What you have to do – Set down every entry word for word. Omit the pictures.

Dataset –

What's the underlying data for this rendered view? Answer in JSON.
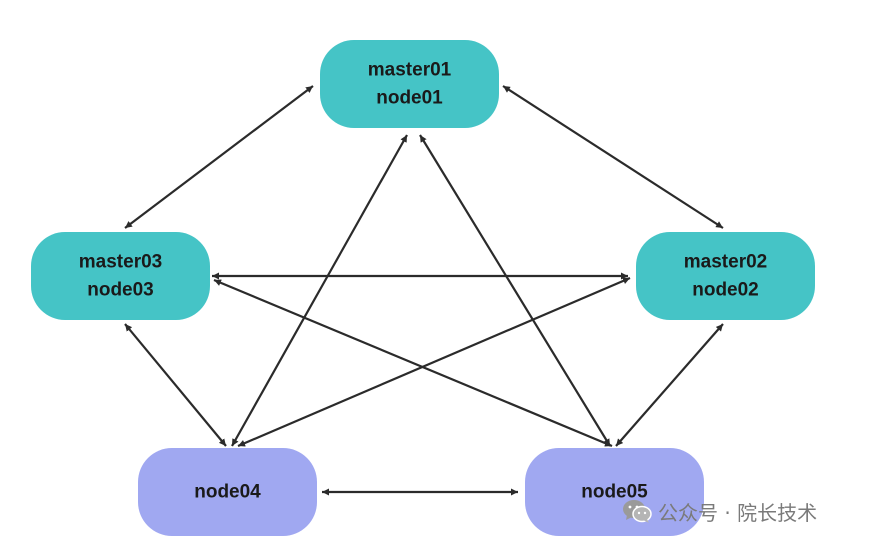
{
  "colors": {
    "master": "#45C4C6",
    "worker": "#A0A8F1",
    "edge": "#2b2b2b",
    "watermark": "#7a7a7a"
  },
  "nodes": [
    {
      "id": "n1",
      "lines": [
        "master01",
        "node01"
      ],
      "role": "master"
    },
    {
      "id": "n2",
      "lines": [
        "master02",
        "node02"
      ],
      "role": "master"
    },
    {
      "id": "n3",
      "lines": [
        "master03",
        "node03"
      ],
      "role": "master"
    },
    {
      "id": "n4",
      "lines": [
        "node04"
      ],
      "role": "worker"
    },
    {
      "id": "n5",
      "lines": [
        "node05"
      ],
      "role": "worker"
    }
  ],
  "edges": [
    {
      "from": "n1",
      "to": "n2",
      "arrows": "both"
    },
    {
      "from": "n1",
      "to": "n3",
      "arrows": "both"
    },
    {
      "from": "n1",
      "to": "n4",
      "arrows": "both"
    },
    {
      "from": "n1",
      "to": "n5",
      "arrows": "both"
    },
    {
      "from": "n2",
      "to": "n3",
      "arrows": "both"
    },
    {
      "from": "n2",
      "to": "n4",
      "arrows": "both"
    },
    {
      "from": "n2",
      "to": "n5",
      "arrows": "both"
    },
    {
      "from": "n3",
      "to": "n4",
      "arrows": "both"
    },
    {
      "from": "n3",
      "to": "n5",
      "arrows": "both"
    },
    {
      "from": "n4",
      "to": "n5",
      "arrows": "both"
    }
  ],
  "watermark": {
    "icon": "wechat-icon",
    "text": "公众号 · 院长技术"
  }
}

In response –
What's the underlying data for this rendered view? Answer in JSON.
{
  "colors": {
    "master": "#45C4C6",
    "worker": "#A0A8F1",
    "edge": "#2b2b2b",
    "watermark": "#7a7a7a"
  },
  "nodes": [
    {
      "id": "n1",
      "lines": [
        "master01",
        "node01"
      ],
      "role": "master"
    },
    {
      "id": "n2",
      "lines": [
        "master02",
        "node02"
      ],
      "role": "master"
    },
    {
      "id": "n3",
      "lines": [
        "master03",
        "node03"
      ],
      "role": "master"
    },
    {
      "id": "n4",
      "lines": [
        "node04"
      ],
      "role": "worker"
    },
    {
      "id": "n5",
      "lines": [
        "node05"
      ],
      "role": "worker"
    }
  ],
  "edges": [
    {
      "from": "n1",
      "to": "n2",
      "arrows": "both"
    },
    {
      "from": "n1",
      "to": "n3",
      "arrows": "both"
    },
    {
      "from": "n1",
      "to": "n4",
      "arrows": "both"
    },
    {
      "from": "n1",
      "to": "n5",
      "arrows": "both"
    },
    {
      "from": "n2",
      "to": "n3",
      "arrows": "both"
    },
    {
      "from": "n2",
      "to": "n4",
      "arrows": "both"
    },
    {
      "from": "n2",
      "to": "n5",
      "arrows": "both"
    },
    {
      "from": "n3",
      "to": "n4",
      "arrows": "both"
    },
    {
      "from": "n3",
      "to": "n5",
      "arrows": "both"
    },
    {
      "from": "n4",
      "to": "n5",
      "arrows": "both"
    }
  ],
  "watermark": {
    "icon": "wechat-icon",
    "text": "公众号 · 院长技术"
  }
}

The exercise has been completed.